■ 分析用テキスト:
▼
第42回日本磁気共鳴医学会大会

講演情報

ポスター

脳・脊髄-灌流その他

脳・脊髄-灌流その他

2014年9月19日(金) 10:00 〜 10:36 ポスター会場 (5F 通路)

座長:野口智幸(国立国際医療研究センター病院 放射線診断科)

[P-2-181] pCASLを用いた脳血流画像におけるlong labelingによるS/Nの向上とarterial transit timeによる影響の低減

藤原康博1, 木村浩彦2, 松田豪3, 金本雅行4, 土田龍郎2, 都司和伸2, 東村亨治1 (1.京都大学医学部附属病院 放射線部, 2.福井大学医学部 放射線科, 3.GEヘルスケアジャパン, 4.福井大学医学部附属病院 放射線部)

[目的] arterial spin labeling(ASL)で得られる信号は,血流の多寡だけでなくスピンが組織に到達する時間(arterial transit time: ATT)にも依存する.この影響を低減するため,post label delay(PLD)を延長させて撮像を行うが,画像のS/Nが大きく低下する.また,複数のPLDの画像から血流評価を行う場合もあるが,撮像時間の延長を伴う.そこで,従来よりもラベル時間を延長させることで,単一のPLDにおいてATTの影響を低減しつつ,高いS/Nを得るための至適な撮像条件を検討した.[方法] はじめに,信号シミュレーションによってラベル時間とATTを変化させたときのΔMおよび撮像時間を考慮したS/Nを算出した.次に,GEヘルスケア社製 Discovery 750 3.0Tを用いて健常ボランティア(若年成人5名および高齢者10名)を対象にラベル時間とPLDを変化させた複数の組み合わせでpCASLを撮像し,血管支配域ごとにΔM, rCBF, ATTを測定した.さらに,測定したATTによって到達時間を補正したrCBF値を求め,単一のPLDから算出したrCBF値と比較した.[結果および考察] 信号シミュレーションの結果より,ラベル時間が長いほど高い信号が得られ,PLDを延長させた場合のS/N低下を補うことが可能と考えられた.生体による検討でも同様に,ラベル時間を延長することで,S/Nが大きく向上した.若年成人ではATTが最も長い領域でも1.4秒であったが,高齢者では若年者と比較してATTが平均0.23秒(18%)延長したことからラベル時間3.0~4.0秒+PLD2.0秒の組み合わせが最も効率的な撮像条件であることが示唆された.
▲
■ 作業指示: 上の抄録のうち、「座長:野口智幸(国立国際医療研究センター病院 放射線診断科)」から「3.GEヘルスケアジャパン, 4.福井大学医学部附属病院 放射線部)」までの部分を、一字も変えずに書き写す。

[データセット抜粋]
▼
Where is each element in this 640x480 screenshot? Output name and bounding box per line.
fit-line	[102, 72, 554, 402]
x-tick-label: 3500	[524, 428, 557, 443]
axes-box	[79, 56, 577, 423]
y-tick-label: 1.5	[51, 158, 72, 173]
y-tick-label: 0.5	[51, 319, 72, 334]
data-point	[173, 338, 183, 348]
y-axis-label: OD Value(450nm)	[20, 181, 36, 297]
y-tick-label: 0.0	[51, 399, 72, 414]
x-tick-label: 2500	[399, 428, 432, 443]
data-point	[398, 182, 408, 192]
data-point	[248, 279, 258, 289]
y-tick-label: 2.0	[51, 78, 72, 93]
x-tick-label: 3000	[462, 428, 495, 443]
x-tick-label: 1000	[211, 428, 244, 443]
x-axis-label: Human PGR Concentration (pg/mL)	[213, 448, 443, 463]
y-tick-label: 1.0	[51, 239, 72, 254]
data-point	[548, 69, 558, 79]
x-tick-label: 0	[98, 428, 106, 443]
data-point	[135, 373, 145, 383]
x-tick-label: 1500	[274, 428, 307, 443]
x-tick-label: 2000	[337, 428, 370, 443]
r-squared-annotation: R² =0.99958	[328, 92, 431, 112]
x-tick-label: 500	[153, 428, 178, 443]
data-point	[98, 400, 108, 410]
▲
■ 解答:
座長:野口智幸(国立国際医療研究センター病院 放射線診断科)

[P-2-181] pCASLを用いた脳血流画像におけるlong labelingによるS/Nの向上とarterial transit timeによる影響の低減

藤原康博1, 木村浩彦2, 松田豪3, 金本雅行4, 土田龍郎2, 都司和伸2, 東村亨治1 (1.京都大学医学部附属病院 放射線部, 2.福井大学医学部 放射線科, 3.GEヘルスケアジャパン, 4.福井大学医学部附属病院 放射線部)